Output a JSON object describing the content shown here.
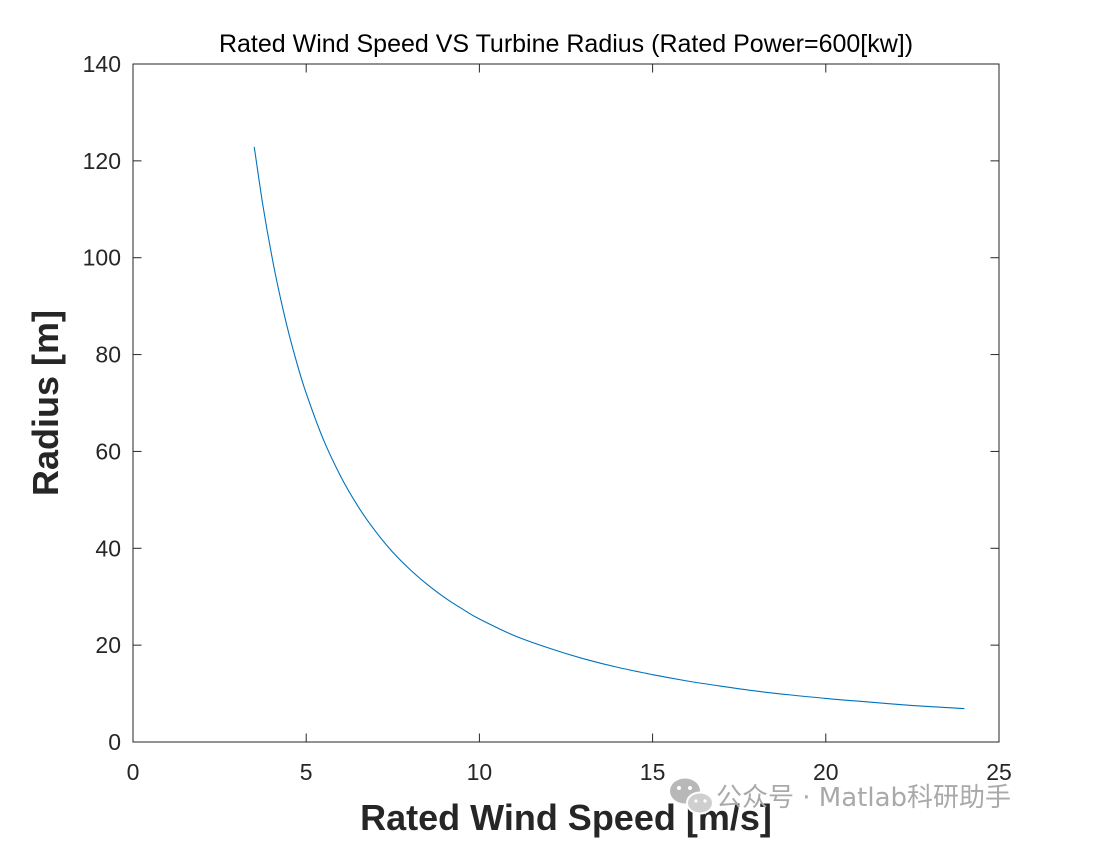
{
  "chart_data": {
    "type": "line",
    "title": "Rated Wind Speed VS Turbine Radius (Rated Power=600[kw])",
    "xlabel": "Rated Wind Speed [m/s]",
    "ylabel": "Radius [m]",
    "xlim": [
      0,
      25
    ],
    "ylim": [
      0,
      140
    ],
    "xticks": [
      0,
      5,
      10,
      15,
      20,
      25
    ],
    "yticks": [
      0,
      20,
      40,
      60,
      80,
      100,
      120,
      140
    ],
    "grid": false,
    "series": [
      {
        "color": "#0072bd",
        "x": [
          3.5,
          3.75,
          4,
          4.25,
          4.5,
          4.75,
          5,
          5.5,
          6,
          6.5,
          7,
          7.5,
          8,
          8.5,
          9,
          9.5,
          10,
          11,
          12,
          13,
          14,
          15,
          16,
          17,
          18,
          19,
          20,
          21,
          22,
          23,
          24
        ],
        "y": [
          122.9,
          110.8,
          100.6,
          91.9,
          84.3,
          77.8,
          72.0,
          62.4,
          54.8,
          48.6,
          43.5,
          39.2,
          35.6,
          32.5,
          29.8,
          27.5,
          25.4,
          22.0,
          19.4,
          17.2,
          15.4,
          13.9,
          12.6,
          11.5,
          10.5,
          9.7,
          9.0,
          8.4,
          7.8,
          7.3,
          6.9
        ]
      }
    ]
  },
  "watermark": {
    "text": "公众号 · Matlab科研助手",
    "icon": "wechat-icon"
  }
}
----
What is expected » State the count of lines above containing the string "Speed", and add nothing to it.

Problem solution » 2